EXTRAIT DE PAGE ::
23 décembre 2021 – De la Sibérie à la France, sur les traces du chasseur empathique

A travers une enquête de terrain fouillée, l’anthropologue Charles Stépanoff met au défi nos idées préconçues sur le rapport des humains au monde sauvage

Quel rapport paradoxal le monde occidental cultive-t-il avec les animaux! D’un côté un sentiment profond «d’amour protecteur», qui s’applique à nos animaux domestiques et aux animaux sauvages le plus souvent idéalisés. De l’autre, une «sensibilité endurcie» face à l’hécatombe du bétail consommé (plus de 3 millions de bêtes tuées par jour en France). Et alors que la mise à mort filmée d’un cervidé suscite l’indignation sur les réseaux sociaux, la disparition des haies et d’autres espaces naturels propices aux équilibres écologiques, ainsi que l’urbanisation galopante, passe souvent inaperçue.

Comment mettre du sens dans ces désespérantes contradictions? Avec L’Animal et la mort, l’anthropologue Charles Stépanoff propose une réflexion remarquable. Le phénomène de la chasse, et notamment la chasse rurale, constitue à ses yeux un observatoire privilégié de nos rapports si particuliers avec ce que nous appelons la «nature». Ainsi ce professeur à l’EHESS de Paris s’est attardé dans les bois de la Beauce et du Perche, interrogeant chasseurs ruraux et militants anti-chasse, pour comprendre ce qui les oppose. Pour trouver ensuite de fascinants points communs avec les chasseurs autochtones de Sibérie, qu’il a côtoyés (voir notamment Voyager dans l’invisible, La Découverte, 2019).

Tuer puis s’excuser

Ce qu’enseignent ces terrains apparemment très différents, c’est ceci: le monde occidental a opéré, au XIXe et surtout au XXe siècle, un travail de «lissage» de ses espaces naturels, détruisant les haies et les zones humides, mais en même temps ses élites (et notamment, des chasseurs eux-mêmes) ont développé une sensibilité nouvelle, hissant la sauvegarde et la protection des animaux au rang des vertus cardinales. Loin d’atténuer le mal, cette sensibilité a contribué à séparer encore plus radicalement l’humanité de la nature, créant ce que l’auteur appelle la «division du travail moral»: aux poètes le soin de chanter la nature, aux chasseurs et bouchers celui de mettre à mort, si possible à l’abri des regards.

Chez les Tuva ou les Nivkh en revanche, le chasseur qui tranche ou le bûcheron qui coupe prononcent quelques mots d’excuse, ou accusent la hache d’avoir accompli l’acte fatal: façon d’éviter une éventuelle vengeance des forces invisibles mais aussi de mettre en scène un prélèvement raisonnable des ressources naturelles.

SÉRIE DE CONSIGNES ::
- 1) Reproduisez le passage de l'article sur Charles Stépanoff qui commence à "A travers une" et se termine à "passe souvent inaperçue.".
- 2) Répondez brièvement à ces questions sur l'article sur Charles Stépanoff.
(a) Combien de bêtes sont tuées chaque jour en France ?
(b) Dans quelles régions françaises l'anthropologue a-t-il interrogé chasseurs et militants anti-chasse ?
(c) Comment l'auteur appelle-t-il le partage des rôles entre poètes d'un côté, chasseurs et bouchers de l'autre ?
- 3) Rédigez la suite de l'article sur Charles Stépanoff à partir de sa dernière phrase.

BLOC DE DONNÉES ::
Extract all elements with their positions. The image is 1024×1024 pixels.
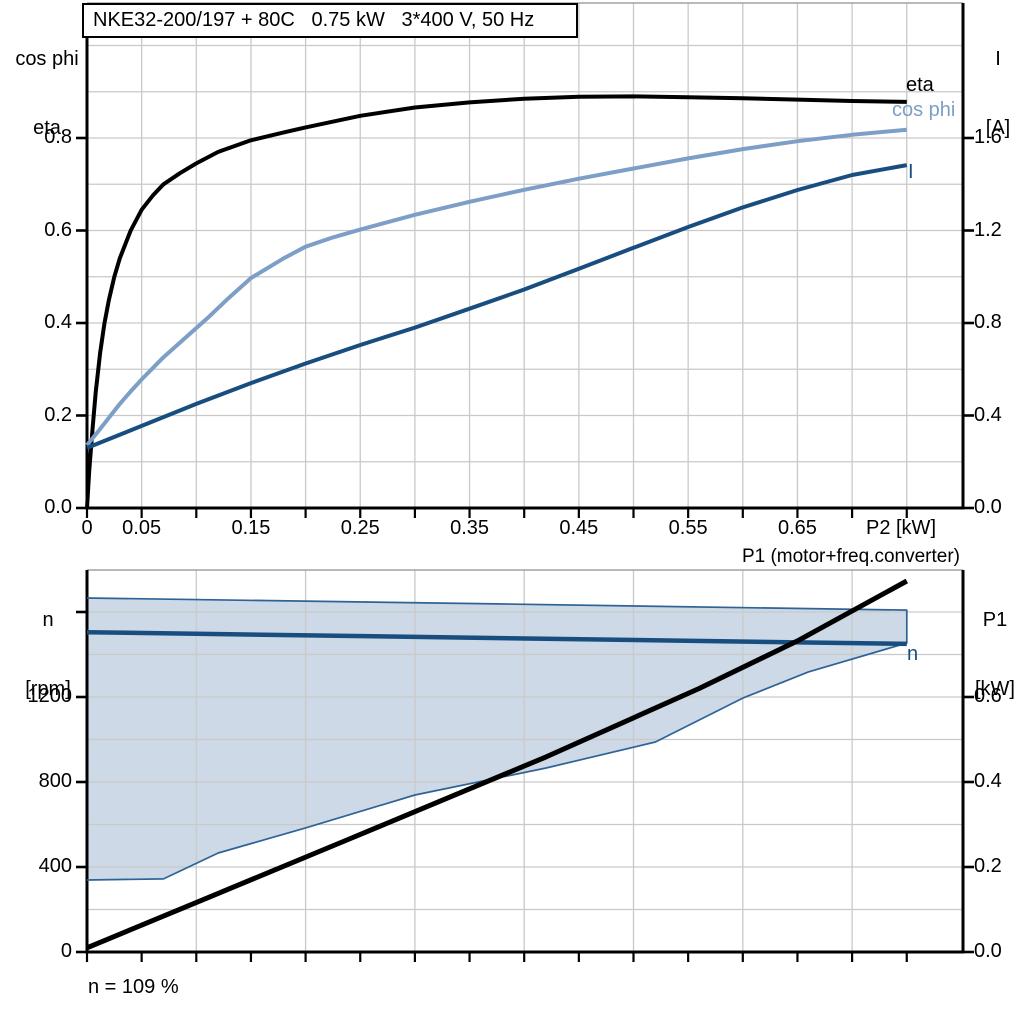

RÉSULTATS DE L'EXERCICE ::
- 1)
A travers une enquête de terrain fouillée, l’anthropologue Charles Stépanoff met au défi nos idées préconçues sur le rapport des humains au monde sauvage

Quel rapport paradoxal le monde occidental cultive-t-il avec les animaux! D’un côté un sentiment profond «d’amour protecteur», qui s’applique à nos animaux domestiques et aux animaux sauvages le plus souvent idéalisés. De l’autre, une «sensibilité endurcie» face à l’hécatombe du bétail consommé (plus de 3 millions de bêtes tuées par jour en France). Et alors que la mise à mort filmée d’un cervidé suscite l’indignation sur les réseaux sociaux, la disparition des haies et d’autres espaces naturels propices aux équilibres écologiques, ainsi que l’urbanisation galopante, passe souvent inaperçue.

- 2)
(a) Plus de 3 millions.
(b) La Beauce et le Perche.
(c) La «division du travail moral».

- 3)
Or, de manière stupéfiante, les rituels observés aujourd’hui chez des chasseurs à 150 kilomètres de Paris semblent dériver d’un lointain animisme, ou recréent carrément de nouveaux rites, comme celui de barbouiller les jeunes chasseurs du sang de la bête abattue: Charles Stépanoff l’affirme, il subsiste en France de nos jours des restes de cosmologie paysanne médiévale qui a résisté à la mise au pas de l’Etat central. Dans l’Ancien Régime, ce dernier, défendant les intérêts de la noblesse, se réservait jalousement le droit de chasse et ne manquait pas de punir lourdement les braconniers.

Le loup, la perdrix et l’hirondelle

Mais des chasses à courre d’antan, où le roi mangeait les testicules du cervidé pour s’en approprier la puissance, il ne reste aujourd’hui qu’une pratique qui s’est à la fois démocratisée et a été complètement dévalorisée socialement. Et pourtant, si l’on regarde de près ces équipages (du moins les chasseurs locaux ruraux qui consomment ou partagent leur proie) et que l’on interroge les adeptes de vénerie, on découvre non une brute sanguinaire mais un «prédateur empathique», capable de se mettre à la place de l’animal sans perdre de vue le but de sa mission. Un chasseur ne pourrait-il pas à la fois tuer, protéger et même compatir aux larmes du cerf?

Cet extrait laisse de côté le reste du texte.